- **BRANO ESTRATTO**:
------------------------

I 150 anni dellUnità d’Italia visti attraverso l’alimentazione

di Daniela Commenta

I centocinquant’anni dell’Italia attraverso l’alimentazione: in occasione dei festeggiamenti dell’anniversario dell’Unità d’Italia, l’Inran, l’Istituto Nazionale di Ricerca sugli Alimenti e la Nutrizione, che compie quest’anno 75 anni di vita, ha redatto un documento per illustrare il percorso nutrizionale italiano durante questi 150 anni.

In questi anni, oltre all’alimentazione si è modificato anche l’organismo degli italiani: nel 1861 l’altezza media era di circa 163 centimetri, oggi più o meno di 175, senza contare l’aumento dell’indice di massa corporea e di aspettativa di vita.

Per avere le prime notizie sull’alimentazione degli italiani bisogna arrivare al 1884: all’interno di un documento che fa riferimento all’Inchiesta Parlamentare Jacini, si parla di un’alimentazione poco varia, con il pane come alimento principale, accompagnato da vegetali, minestre e zuppe, almeno per quanto riguarda la popolazione contadina.

Tra le due guerre mondiali la situazione alimentare non cambia, anzi, per certi versi peggiora, perché i contadini sostituiscono la polenta al pane, in quanto il grano poteva essere venduto a prezzi migliori rispetto al mais; questo pero comporta la diffusione di una malattia che provoca molte vittime: la pellagra, ovvero la carenza di vitamina B2. Per fortuna, però, a cavallo tra le due guerre iniziano le ricerche sull’alimentazione: l’Inran, ad esempio viene fondata nel 1936.

------------------------

Dati di rilevamento del layout dei documenti
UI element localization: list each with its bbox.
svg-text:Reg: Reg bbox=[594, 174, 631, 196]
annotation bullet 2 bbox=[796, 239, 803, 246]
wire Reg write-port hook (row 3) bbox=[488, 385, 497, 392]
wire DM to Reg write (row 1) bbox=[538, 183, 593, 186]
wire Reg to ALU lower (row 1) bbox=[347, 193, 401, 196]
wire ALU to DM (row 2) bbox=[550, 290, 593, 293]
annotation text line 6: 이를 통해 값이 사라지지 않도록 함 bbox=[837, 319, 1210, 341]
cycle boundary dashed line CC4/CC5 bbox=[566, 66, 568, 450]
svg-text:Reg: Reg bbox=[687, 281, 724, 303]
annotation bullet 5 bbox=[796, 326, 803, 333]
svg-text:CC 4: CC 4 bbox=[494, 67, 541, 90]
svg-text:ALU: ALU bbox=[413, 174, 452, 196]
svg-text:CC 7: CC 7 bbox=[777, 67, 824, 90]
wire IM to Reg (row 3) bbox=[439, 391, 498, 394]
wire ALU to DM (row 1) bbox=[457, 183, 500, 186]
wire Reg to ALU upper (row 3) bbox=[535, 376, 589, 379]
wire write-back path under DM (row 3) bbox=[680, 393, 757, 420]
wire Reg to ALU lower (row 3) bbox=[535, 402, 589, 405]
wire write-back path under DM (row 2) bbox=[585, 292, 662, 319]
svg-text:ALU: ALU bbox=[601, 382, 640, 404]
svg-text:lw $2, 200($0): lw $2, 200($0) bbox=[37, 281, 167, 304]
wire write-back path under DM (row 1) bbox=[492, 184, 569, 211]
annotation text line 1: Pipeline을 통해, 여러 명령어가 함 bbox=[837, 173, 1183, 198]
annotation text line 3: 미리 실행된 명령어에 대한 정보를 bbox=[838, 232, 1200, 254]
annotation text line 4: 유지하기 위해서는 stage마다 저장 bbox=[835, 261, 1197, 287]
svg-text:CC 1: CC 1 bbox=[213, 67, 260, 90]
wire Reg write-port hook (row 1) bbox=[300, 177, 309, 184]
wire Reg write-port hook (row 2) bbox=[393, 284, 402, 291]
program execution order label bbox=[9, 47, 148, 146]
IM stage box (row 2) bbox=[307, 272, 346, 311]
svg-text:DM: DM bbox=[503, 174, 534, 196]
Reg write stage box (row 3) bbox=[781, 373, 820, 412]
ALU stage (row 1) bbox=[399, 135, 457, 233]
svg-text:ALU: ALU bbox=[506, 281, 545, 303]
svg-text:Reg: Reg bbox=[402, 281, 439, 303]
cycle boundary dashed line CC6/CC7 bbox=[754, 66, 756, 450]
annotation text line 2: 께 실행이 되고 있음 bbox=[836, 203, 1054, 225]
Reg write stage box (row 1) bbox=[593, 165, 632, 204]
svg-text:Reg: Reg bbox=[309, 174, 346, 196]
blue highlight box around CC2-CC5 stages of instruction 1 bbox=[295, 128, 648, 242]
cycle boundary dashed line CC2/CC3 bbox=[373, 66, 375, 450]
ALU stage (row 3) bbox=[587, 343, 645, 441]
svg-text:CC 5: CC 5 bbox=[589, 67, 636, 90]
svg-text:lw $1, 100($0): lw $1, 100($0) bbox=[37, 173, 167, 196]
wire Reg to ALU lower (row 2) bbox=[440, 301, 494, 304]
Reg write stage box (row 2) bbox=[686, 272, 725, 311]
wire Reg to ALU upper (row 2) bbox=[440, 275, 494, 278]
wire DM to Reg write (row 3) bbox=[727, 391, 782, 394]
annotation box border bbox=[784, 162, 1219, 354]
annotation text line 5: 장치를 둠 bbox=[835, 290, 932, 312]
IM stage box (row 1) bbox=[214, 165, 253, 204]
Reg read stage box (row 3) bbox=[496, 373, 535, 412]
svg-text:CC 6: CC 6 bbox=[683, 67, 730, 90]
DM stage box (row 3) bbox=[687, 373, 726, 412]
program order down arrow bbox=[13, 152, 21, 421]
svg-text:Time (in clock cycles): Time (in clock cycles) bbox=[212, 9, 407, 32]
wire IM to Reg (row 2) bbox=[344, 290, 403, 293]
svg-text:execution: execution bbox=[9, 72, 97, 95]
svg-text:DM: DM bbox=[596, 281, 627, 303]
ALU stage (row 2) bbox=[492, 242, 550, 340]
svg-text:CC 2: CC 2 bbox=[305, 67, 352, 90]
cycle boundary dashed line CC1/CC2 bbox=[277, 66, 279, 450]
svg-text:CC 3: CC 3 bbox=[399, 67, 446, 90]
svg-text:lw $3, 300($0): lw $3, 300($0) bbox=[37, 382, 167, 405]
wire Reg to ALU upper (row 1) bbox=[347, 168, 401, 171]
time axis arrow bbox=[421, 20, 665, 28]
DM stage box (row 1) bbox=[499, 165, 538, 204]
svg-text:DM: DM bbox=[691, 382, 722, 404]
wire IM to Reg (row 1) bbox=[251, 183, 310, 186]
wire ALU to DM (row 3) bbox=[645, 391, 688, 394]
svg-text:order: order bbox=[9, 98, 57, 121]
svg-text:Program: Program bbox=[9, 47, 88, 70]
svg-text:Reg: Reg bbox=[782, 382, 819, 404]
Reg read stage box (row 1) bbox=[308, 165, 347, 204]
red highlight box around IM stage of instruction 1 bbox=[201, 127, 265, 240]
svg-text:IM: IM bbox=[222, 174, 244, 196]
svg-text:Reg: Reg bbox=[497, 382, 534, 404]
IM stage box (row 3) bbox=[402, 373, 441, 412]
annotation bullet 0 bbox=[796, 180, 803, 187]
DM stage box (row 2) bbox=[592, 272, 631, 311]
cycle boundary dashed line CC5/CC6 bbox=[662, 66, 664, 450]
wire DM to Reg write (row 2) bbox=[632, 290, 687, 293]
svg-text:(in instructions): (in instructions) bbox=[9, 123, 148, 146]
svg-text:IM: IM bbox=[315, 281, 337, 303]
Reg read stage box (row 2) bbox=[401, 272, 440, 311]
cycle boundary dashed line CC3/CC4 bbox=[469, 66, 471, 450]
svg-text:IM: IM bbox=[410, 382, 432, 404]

------------------------

- **COMPITI DA SVOLGERE**:
#1 Secondo l'articolo sull'alimentazione degli italiani, quale era l'altezza media nel 1861?
#2 Riproduca il passo dell'articolo sull'alimentazione degli italiani da "di Daniela Commenta" fino a "aspettativa di vita." compreso.
#3 Stabilisca se ciascuna affermazione concorda con l'articolo sull'alimentazione degli italiani, rispondendo sì o no e citando le parole del testo che lo determinano: (a) nel documento del 1884 il pane risulta l'alimento principale della popolazione contadina; (b) tra le due guerre i contadini sostituiscono il pane con la polenta perché il mais poteva essere venduto a prezzi migliori; (c) l'Inran compie quest'anno cento anni.

- **RISPOSTE AI COMPITI**:
#1 Circa 163 centimetri.

#2
di Daniela Commenta

I centocinquant’anni dell’Italia attraverso l’alimentazione: in occasione dei festeggiamenti dell’anniversario dell’Unità d’Italia, l’Inran, l’Istituto Nazionale di Ricerca sugli Alimenti e la Nutrizione, che compie quest’anno 75 anni di vita, ha redatto un documento per illustrare il percorso nutrizionale italiano durante questi 150 anni.

In questi anni, oltre all’alimentazione si è modificato anche l’organismo degli italiani: nel 1861 l’altezza media era di circa 163 centimetri, oggi più o meno di 175, senza contare l’aumento dell’indice di massa corporea e di aspettativa di vita.

#3
(a) Sì: «con il pane come alimento principale».
(b) No: «il grano poteva essere venduto a prezzi migliori rispetto al mais».
(c) No: «che compie quest’anno 75 anni di vita».